» SUPPLIED MATERIAL:
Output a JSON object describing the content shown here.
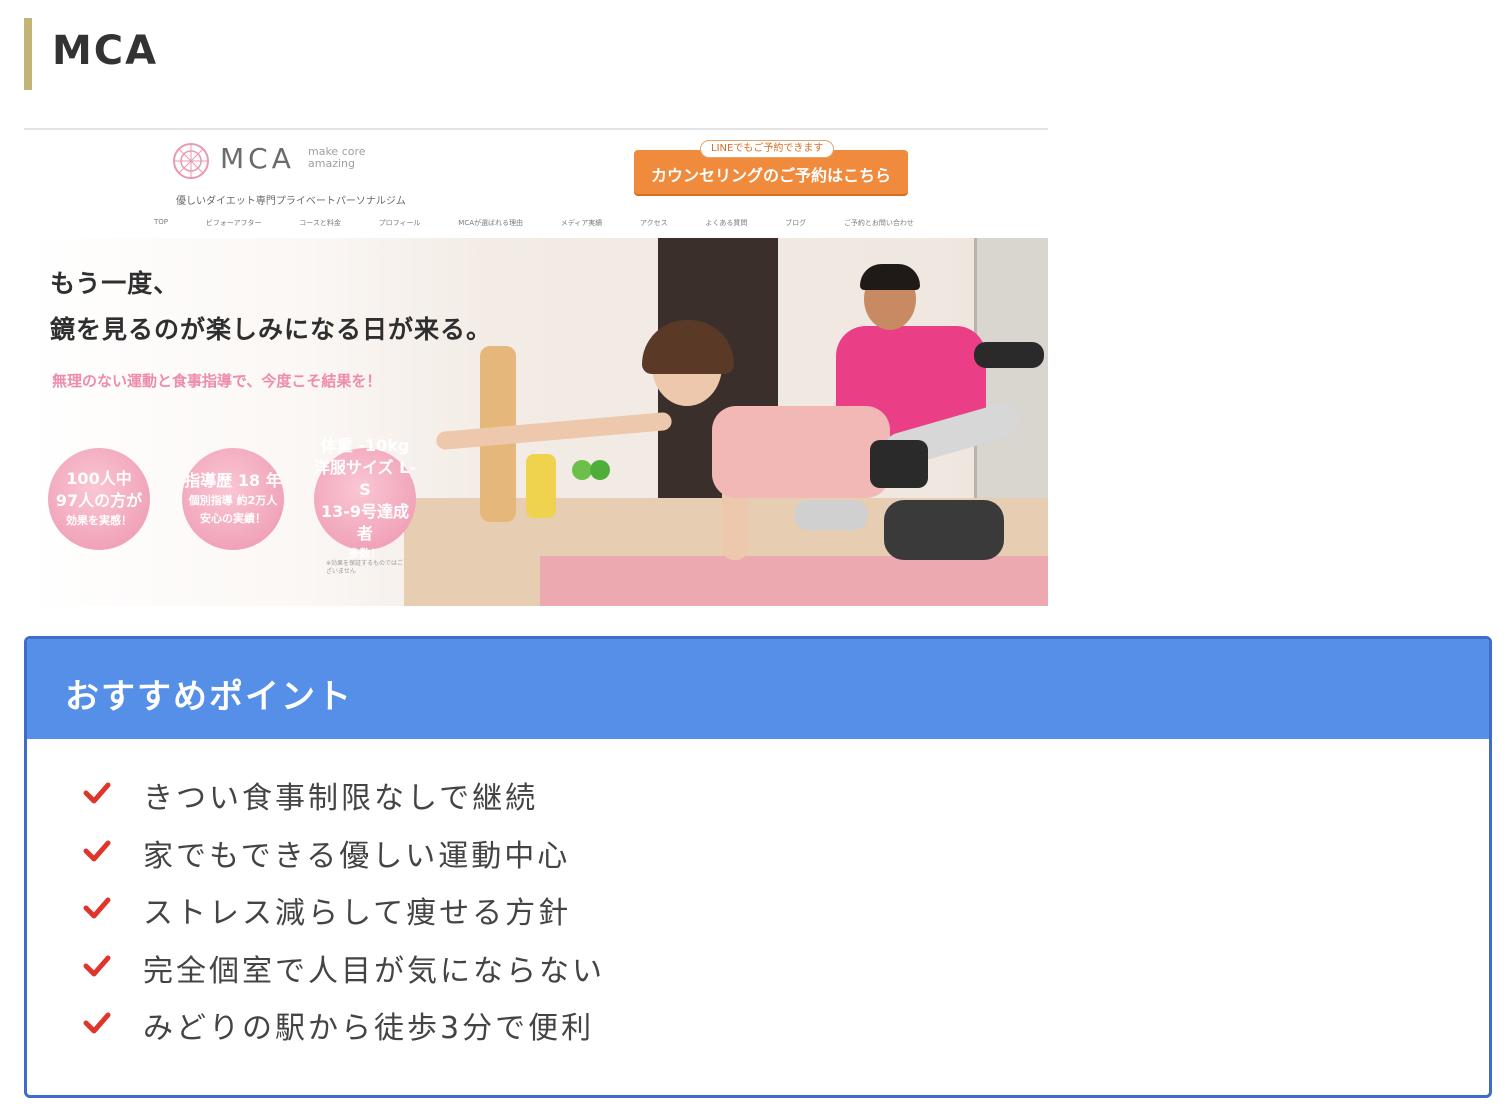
{
  "section": {
    "title": "MCA"
  },
  "site": {
    "logo_text": "MCA",
    "logo_sub": "make core amazing",
    "tagline": "優しいダイエット専門プライベートパーソナルジム",
    "line_badge": "LINEでもご予約できます",
    "cta": "カウンセリングのご予約はこちら",
    "nav": [
      "TOP",
      "ビフォーアフター",
      "コースと料金",
      "プロフィール",
      "MCAが選ばれる理由",
      "メディア実績",
      "アクセス",
      "よくある質問",
      "ブログ",
      "ご予約とお問い合わせ"
    ],
    "hero": {
      "line1": "もう一度、",
      "line2": "鏡を見るのが楽しみになる日が来る。",
      "sub": "無理のない運動と食事指導で、今度こそ結果を！",
      "badges": [
        {
          "l1": "100人中",
          "l2": "97人の方が",
          "l3": "効果を実感！"
        },
        {
          "l1": "指導歴 18 年",
          "l2": "個別指導 約2万人",
          "l3": "安心の実績！"
        },
        {
          "l1": "体重 -10kg",
          "l2": "洋服サイズ L-S",
          "l3": "13-9号達成者",
          "l4": "多数！"
        }
      ],
      "note": "※効果を保証するものではございません"
    }
  },
  "recommend": {
    "title": "おすすめポイント",
    "items": [
      "きつい食事制限なしで継続",
      "家でもできる優しい運動中心",
      "ストレス減らして痩せる方針",
      "完全個室で人目が気にならない",
      "みどりの駅から徒歩3分で便利"
    ],
    "check_color": "#e0352b",
    "header_color": "#558fe8"
  }
}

» EXERCISE PROMPT:
Repeat the records above exactly, leaving out the pictures.

» CORRECT RESULT:
Output a JSON object describing the content shown here.
{
  "section": {
    "title": "MCA"
  },
  "site": {
    "logo_text": "MCA",
    "logo_sub": "make core amazing",
    "tagline": "優しいダイエット専門プライベートパーソナルジム",
    "line_badge": "LINEでもご予約できます",
    "cta": "カウンセリングのご予約はこちら",
    "nav": [
      "TOP",
      "ビフォーアフター",
      "コースと料金",
      "プロフィール",
      "MCAが選ばれる理由",
      "メディア実績",
      "アクセス",
      "よくある質問",
      "ブログ",
      "ご予約とお問い合わせ"
    ],
    "hero": {
      "line1": "もう一度、",
      "line2": "鏡を見るのが楽しみになる日が来る。",
      "sub": "無理のない運動と食事指導で、今度こそ結果を！",
      "badges": [
        {
          "l1": "100人中",
          "l2": "97人の方が",
          "l3": "効果を実感！"
        },
        {
          "l1": "指導歴 18 年",
          "l2": "個別指導 約2万人",
          "l3": "安心の実績！"
        },
        {
          "l1": "体重 -10kg",
          "l2": "洋服サイズ L-S",
          "l3": "13-9号達成者",
          "l4": "多数！"
        }
      ],
      "note": "※効果を保証するものではございません"
    }
  },
  "recommend": {
    "title": "おすすめポイント",
    "items": [
      "きつい食事制限なしで継続",
      "家でもできる優しい運動中心",
      "ストレス減らして痩せる方針",
      "完全個室で人目が気にならない",
      "みどりの駅から徒歩3分で便利"
    ],
    "check_color": "#e0352b",
    "header_color": "#558fe8"
  }
}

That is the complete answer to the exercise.